= The request =
Look through the records below and collect all lines that hold the string "Friendly".
##### Information supplied
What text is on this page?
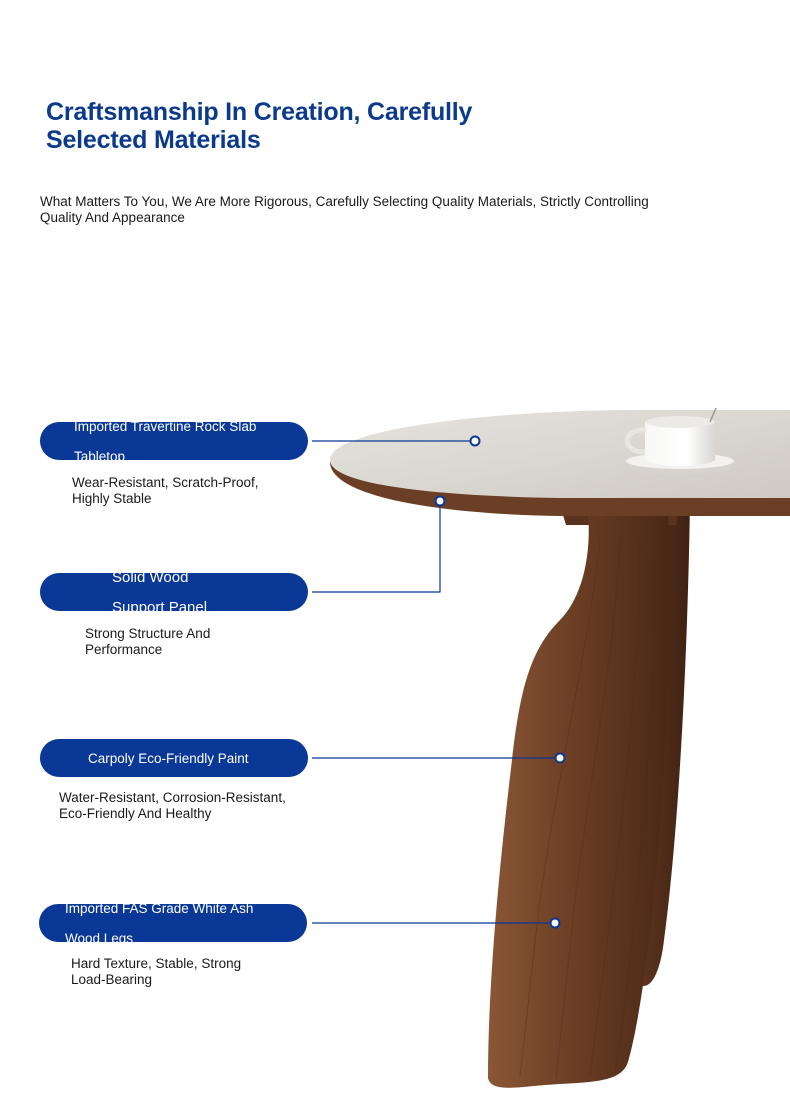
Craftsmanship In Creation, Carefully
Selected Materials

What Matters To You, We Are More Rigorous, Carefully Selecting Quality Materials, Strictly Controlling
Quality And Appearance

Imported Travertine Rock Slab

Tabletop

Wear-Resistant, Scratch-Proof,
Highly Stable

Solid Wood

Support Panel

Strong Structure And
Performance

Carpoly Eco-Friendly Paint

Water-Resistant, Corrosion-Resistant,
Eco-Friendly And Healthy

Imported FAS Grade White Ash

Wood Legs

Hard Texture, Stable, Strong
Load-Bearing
##########
##### Information supplied
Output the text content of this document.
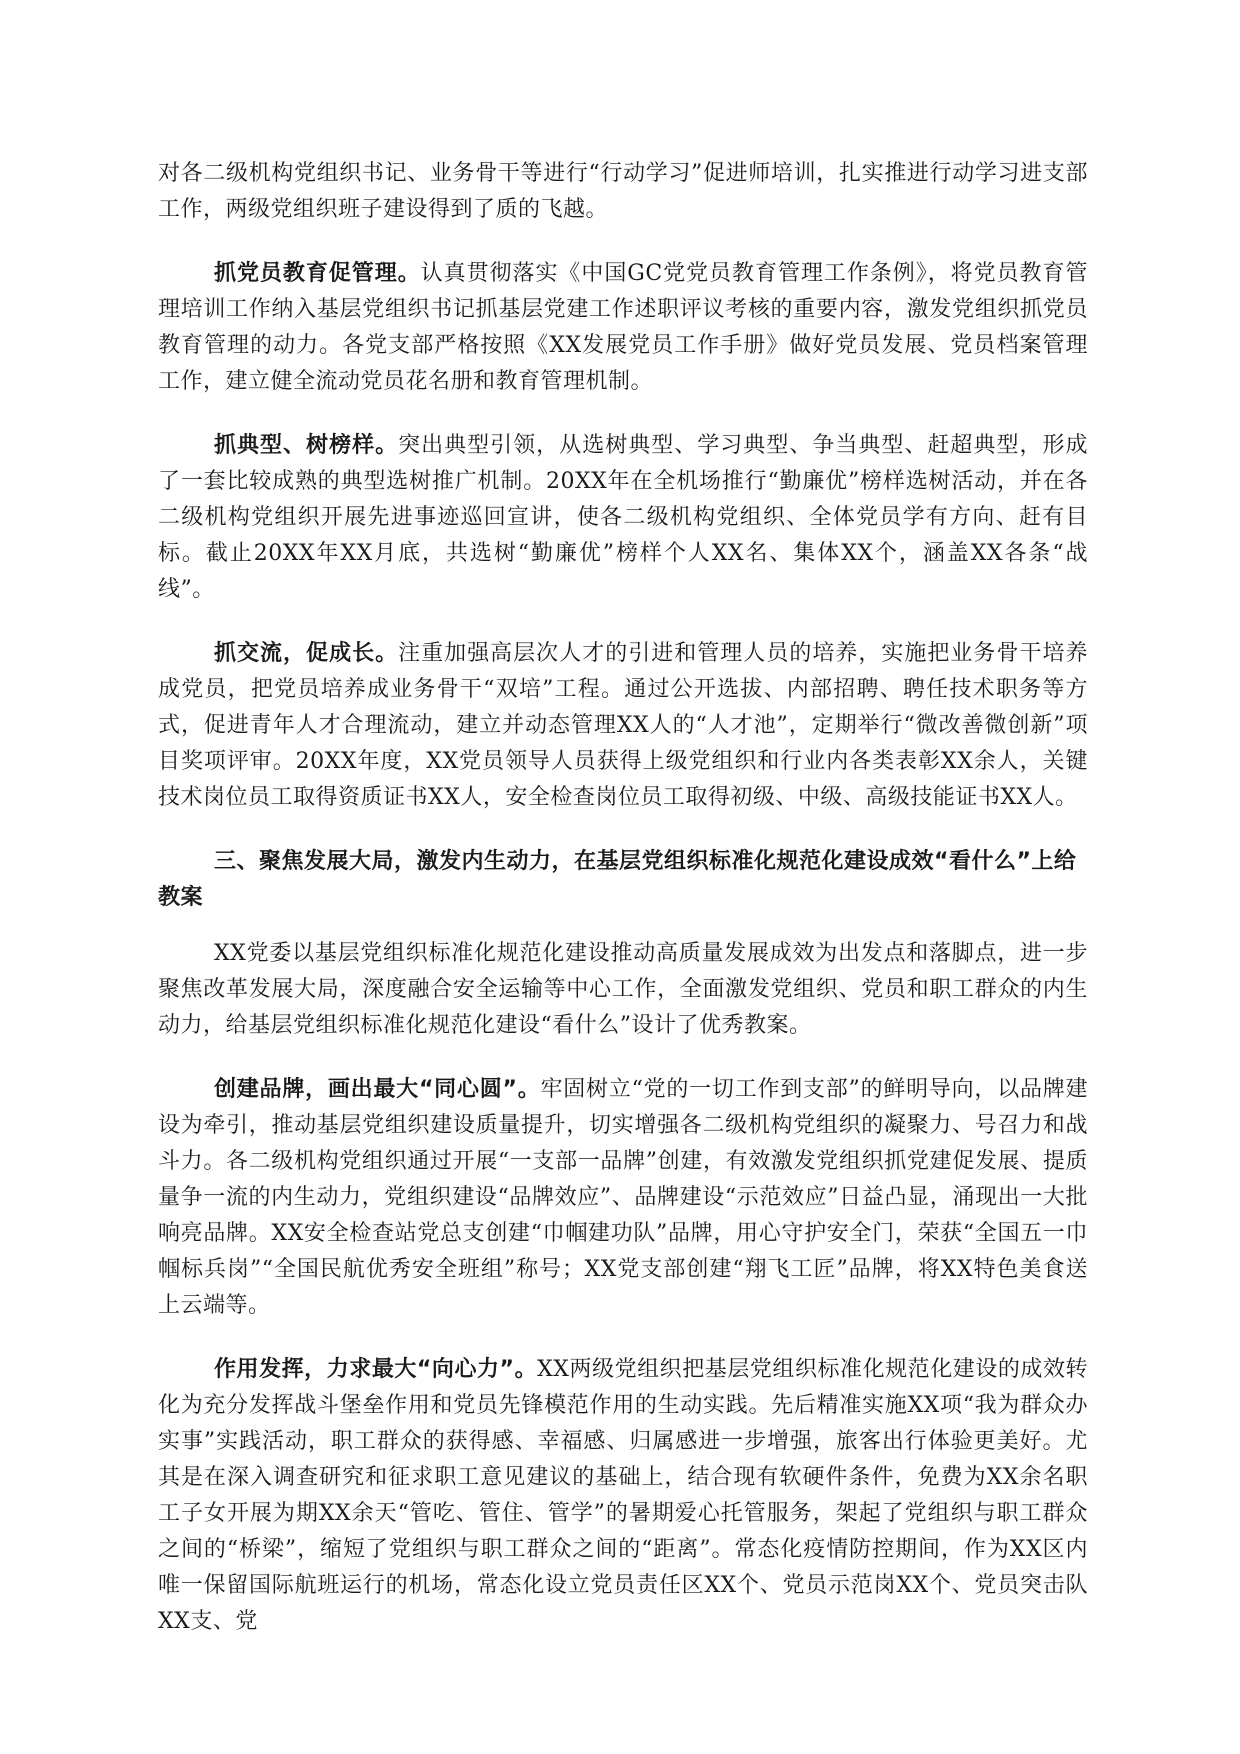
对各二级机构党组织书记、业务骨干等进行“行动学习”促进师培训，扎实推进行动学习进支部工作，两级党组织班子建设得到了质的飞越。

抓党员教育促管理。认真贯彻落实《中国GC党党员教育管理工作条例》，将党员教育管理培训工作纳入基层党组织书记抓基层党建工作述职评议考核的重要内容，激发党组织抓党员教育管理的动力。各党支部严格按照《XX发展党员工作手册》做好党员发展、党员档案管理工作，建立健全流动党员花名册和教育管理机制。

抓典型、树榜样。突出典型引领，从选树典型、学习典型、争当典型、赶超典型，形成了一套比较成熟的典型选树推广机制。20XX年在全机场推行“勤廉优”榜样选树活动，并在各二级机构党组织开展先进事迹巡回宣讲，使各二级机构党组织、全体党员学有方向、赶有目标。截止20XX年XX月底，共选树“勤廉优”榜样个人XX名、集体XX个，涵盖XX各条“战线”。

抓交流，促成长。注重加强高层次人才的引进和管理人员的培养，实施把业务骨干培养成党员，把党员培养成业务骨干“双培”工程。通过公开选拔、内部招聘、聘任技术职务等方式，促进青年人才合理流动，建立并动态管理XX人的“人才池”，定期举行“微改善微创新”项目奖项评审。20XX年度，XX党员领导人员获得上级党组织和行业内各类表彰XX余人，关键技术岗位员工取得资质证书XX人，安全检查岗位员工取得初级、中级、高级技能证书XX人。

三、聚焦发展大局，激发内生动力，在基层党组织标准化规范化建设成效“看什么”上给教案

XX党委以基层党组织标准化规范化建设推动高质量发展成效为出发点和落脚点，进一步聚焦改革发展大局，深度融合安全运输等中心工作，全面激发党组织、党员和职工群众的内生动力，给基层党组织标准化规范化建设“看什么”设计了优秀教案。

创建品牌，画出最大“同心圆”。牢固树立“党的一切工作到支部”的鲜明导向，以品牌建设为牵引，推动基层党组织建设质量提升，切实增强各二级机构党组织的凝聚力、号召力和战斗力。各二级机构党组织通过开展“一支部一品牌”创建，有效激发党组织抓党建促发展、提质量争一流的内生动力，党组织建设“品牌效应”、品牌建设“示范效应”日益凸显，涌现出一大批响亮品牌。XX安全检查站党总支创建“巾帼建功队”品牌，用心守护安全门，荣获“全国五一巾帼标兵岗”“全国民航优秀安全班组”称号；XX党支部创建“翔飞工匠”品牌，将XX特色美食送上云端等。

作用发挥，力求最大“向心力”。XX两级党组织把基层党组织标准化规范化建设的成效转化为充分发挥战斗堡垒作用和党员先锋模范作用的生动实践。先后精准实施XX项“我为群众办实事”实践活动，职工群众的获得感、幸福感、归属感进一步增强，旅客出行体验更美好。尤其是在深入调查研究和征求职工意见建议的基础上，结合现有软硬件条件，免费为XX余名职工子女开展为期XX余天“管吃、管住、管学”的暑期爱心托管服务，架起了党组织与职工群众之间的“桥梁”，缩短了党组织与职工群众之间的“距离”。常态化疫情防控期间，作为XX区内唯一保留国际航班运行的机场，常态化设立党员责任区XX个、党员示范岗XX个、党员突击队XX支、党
##########
= Finished exercise =
Carpoly Eco-Friendly Paint
Eco-Friendly And Healthy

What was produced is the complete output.